**SUPPLIED DATA**.
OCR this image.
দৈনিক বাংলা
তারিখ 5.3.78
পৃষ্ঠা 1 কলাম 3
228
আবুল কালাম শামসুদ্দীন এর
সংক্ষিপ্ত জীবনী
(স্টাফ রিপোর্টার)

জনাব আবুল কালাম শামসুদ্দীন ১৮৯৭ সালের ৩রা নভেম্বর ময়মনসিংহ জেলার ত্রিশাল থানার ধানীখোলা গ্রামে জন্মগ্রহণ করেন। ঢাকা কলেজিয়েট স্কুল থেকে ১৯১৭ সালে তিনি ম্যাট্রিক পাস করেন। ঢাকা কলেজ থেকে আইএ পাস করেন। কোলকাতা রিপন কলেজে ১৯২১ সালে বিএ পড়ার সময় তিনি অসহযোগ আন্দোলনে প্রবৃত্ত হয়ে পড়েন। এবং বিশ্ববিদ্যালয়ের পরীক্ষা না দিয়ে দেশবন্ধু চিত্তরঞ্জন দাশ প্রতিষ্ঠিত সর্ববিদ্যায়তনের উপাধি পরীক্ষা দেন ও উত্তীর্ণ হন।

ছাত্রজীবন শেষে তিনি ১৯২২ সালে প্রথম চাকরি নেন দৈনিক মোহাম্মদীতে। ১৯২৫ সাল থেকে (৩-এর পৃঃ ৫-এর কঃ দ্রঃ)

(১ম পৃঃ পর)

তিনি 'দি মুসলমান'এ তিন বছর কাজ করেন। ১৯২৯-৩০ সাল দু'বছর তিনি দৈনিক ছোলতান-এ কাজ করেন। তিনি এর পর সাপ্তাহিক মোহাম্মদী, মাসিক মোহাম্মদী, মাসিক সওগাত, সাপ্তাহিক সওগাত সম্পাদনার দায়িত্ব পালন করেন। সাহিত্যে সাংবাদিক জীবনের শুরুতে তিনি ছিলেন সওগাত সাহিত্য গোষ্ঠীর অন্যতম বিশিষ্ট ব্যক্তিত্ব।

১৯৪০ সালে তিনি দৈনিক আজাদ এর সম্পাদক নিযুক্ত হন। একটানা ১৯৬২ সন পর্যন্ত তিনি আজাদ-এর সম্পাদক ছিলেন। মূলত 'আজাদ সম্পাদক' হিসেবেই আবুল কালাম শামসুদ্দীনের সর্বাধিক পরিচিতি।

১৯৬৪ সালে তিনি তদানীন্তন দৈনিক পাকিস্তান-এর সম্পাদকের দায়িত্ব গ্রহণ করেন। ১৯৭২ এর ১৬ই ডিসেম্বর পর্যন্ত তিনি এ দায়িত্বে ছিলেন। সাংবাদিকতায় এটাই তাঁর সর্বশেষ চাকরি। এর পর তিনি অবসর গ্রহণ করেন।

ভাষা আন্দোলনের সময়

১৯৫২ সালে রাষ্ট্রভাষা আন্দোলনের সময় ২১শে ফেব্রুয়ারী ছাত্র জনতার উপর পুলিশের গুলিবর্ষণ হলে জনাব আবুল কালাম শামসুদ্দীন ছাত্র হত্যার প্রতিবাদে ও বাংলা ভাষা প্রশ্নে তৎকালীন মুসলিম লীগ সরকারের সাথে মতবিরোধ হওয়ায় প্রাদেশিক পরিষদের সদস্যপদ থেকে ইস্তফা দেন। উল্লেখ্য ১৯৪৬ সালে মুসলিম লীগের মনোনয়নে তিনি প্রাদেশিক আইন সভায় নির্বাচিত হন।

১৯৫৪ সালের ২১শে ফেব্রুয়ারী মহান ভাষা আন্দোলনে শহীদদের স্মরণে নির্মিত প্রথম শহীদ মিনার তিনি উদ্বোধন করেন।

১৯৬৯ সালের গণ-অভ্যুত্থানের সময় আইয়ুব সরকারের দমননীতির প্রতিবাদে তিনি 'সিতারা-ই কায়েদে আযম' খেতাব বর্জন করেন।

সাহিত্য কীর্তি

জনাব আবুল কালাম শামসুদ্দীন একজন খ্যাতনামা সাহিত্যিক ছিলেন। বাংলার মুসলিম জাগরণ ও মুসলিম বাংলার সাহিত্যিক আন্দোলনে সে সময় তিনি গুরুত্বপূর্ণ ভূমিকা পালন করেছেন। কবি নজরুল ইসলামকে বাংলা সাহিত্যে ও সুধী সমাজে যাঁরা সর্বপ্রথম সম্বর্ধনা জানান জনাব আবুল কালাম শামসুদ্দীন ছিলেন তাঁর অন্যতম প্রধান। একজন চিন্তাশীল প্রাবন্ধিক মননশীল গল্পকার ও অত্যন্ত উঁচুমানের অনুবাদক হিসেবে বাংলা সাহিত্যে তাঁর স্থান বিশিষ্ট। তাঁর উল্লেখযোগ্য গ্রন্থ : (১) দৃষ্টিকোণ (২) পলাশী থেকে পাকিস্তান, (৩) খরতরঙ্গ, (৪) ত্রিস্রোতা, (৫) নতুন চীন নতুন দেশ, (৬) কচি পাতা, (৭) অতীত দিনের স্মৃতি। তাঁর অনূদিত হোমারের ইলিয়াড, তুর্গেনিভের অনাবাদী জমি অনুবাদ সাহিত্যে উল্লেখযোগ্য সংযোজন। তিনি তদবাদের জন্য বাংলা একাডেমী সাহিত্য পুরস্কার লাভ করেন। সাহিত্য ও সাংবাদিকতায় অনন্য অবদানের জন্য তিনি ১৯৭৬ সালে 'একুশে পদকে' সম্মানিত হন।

**YOUR OBJECTIVE**. Make a verbatim copy of every entry shown above.

**TASK ANSWER**.
OCR this image.
দৈনিক বাংলা
তারিখ 5.3.78
পৃষ্ঠা 1 কলাম 3
228
আবুল কালাম শামসুদ্দীন এর
সংক্ষিপ্ত জীবনী
(স্টাফ রিপোর্টার)

জনাব আবুল কালাম শামসুদ্দীন ১৮৯৭ সালের ৩রা নভেম্বর ময়মনসিংহ জেলার ত্রিশাল থানার ধানীখোলা গ্রামে জন্মগ্রহণ করেন। ঢাকা কলেজিয়েট স্কুল থেকে ১৯১৭ সালে তিনি ম্যাট্রিক পাস করেন। ঢাকা কলেজ থেকে আইএ পাস করেন। কোলকাতা রিপন কলেজে ১৯২১ সালে বিএ পড়ার সময় তিনি অসহযোগ আন্দোলনে প্রবৃত্ত হয়ে পড়েন। এবং বিশ্ববিদ্যালয়ের পরীক্ষা না দিয়ে দেশবন্ধু চিত্তরঞ্জন দাশ প্রতিষ্ঠিত সর্ববিদ্যায়তনের উপাধি পরীক্ষা দেন ও উত্তীর্ণ হন।

ছাত্রজীবন শেষে তিনি ১৯২২ সালে প্রথম চাকরি নেন দৈনিক মোহাম্মদীতে। ১৯২৫ সাল থেকে (৩-এর পৃঃ ৫-এর কঃ দ্রঃ)

(১ম পৃঃ পর)

তিনি 'দি মুসলমান'এ তিন বছর কাজ করেন। ১৯২৯-৩০ সাল দু'বছর তিনি দৈনিক ছোলতান-এ কাজ করেন। তিনি এর পর সাপ্তাহিক মোহাম্মদী, মাসিক মোহাম্মদী, মাসিক সওগাত, সাপ্তাহিক সওগাত সম্পাদনার দায়িত্ব পালন করেন। সাহিত্যে সাংবাদিক জীবনের শুরুতে তিনি ছিলেন সওগাত সাহিত্য গোষ্ঠীর অন্যতম বিশিষ্ট ব্যক্তিত্ব।

১৯৪০ সালে তিনি দৈনিক আজাদ এর সম্পাদক নিযুক্ত হন। একটানা ১৯৬২ সন পর্যন্ত তিনি আজাদ-এর সম্পাদক ছিলেন। মূলত 'আজাদ সম্পাদক' হিসেবেই আবুল কালাম শামসুদ্দীনের সর্বাধিক পরিচিতি।

১৯৬৪ সালে তিনি তদানীন্তন দৈনিক পাকিস্তান-এর সম্পাদকের দায়িত্ব গ্রহণ করেন। ১৯৭২ এর ১৬ই ডিসেম্বর পর্যন্ত তিনি এ দায়িত্বে ছিলেন। সাংবাদিকতায় এটাই তাঁর সর্বশেষ চাকরি। এর পর তিনি অবসর গ্রহণ করেন।

ভাষা আন্দোলনের সময়

১৯৫২ সালে রাষ্ট্রভাষা আন্দোলনের সময় ২১শে ফেব্রুয়ারী ছাত্র জনতার উপর পুলিশের গুলিবর্ষণ হলে জনাব আবুল কালাম শামসুদ্দীন ছাত্র হত্যার প্রতিবাদে ও বাংলা ভাষা প্রশ্নে তৎকালীন মুসলিম লীগ সরকারের সাথে মতবিরোধ হওয়ায় প্রাদেশিক পরিষদের সদস্যপদ থেকে ইস্তফা দেন। উল্লেখ্য ১৯৪৬ সালে মুসলিম লীগের মনোনয়নে তিনি প্রাদেশিক আইন সভায় নির্বাচিত হন।

১৯৫৪ সালের ২১শে ফেব্রুয়ারী মহান ভাষা আন্দোলনে শহীদদের স্মরণে নির্মিত প্রথম শহীদ মিনার তিনি উদ্বোধন করেন।

১৯৬৯ সালের গণ-অভ্যুত্থানের সময় আইয়ুব সরকারের দমননীতির প্রতিবাদে তিনি 'সিতারা-ই কায়েদে আযম' খেতাব বর্জন করেন।

সাহিত্য কীর্তি

জনাব আবুল কালাম শামসুদ্দীন একজন খ্যাতনামা সাহিত্যিক ছিলেন। বাংলার মুসলিম জাগরণ ও মুসলিম বাংলার সাহিত্যিক আন্দোলনে সে সময় তিনি গুরুত্বপূর্ণ ভূমিকা পালন করেছেন। কবি নজরুল ইসলামকে বাংলা সাহিত্যে ও সুধী সমাজে যাঁরা সর্বপ্রথম সম্বর্ধনা জানান জনাব আবুল কালাম শামসুদ্দীন ছিলেন তাঁর অন্যতম প্রধান। একজন চিন্তাশীল প্রাবন্ধিক মননশীল গল্পকার ও অত্যন্ত উঁচুমানের অনুবাদক হিসেবে বাংলা সাহিত্যে তাঁর স্থান বিশিষ্ট। তাঁর উল্লেখযোগ্য গ্রন্থ : (১) দৃষ্টিকোণ (২) পলাশী থেকে পাকিস্তান, (৩) খরতরঙ্গ, (৪) ত্রিস্রোতা, (৫) নতুন চীন নতুন দেশ, (৬) কচি পাতা, (৭) অতীত দিনের স্মৃতি। তাঁর অনূদিত হোমারের ইলিয়াড, তুর্গেনিভের অনাবাদী জমি অনুবাদ সাহিত্যে উল্লেখযোগ্য সংযোজন। তিনি তদবাদের জন্য বাংলা একাডেমী সাহিত্য পুরস্কার লাভ করেন। সাহিত্য ও সাংবাদিকতায় অনন্য অবদানের জন্য তিনি ১৯৭৬ সালে 'একুশে পদকে' সম্মানিত হন।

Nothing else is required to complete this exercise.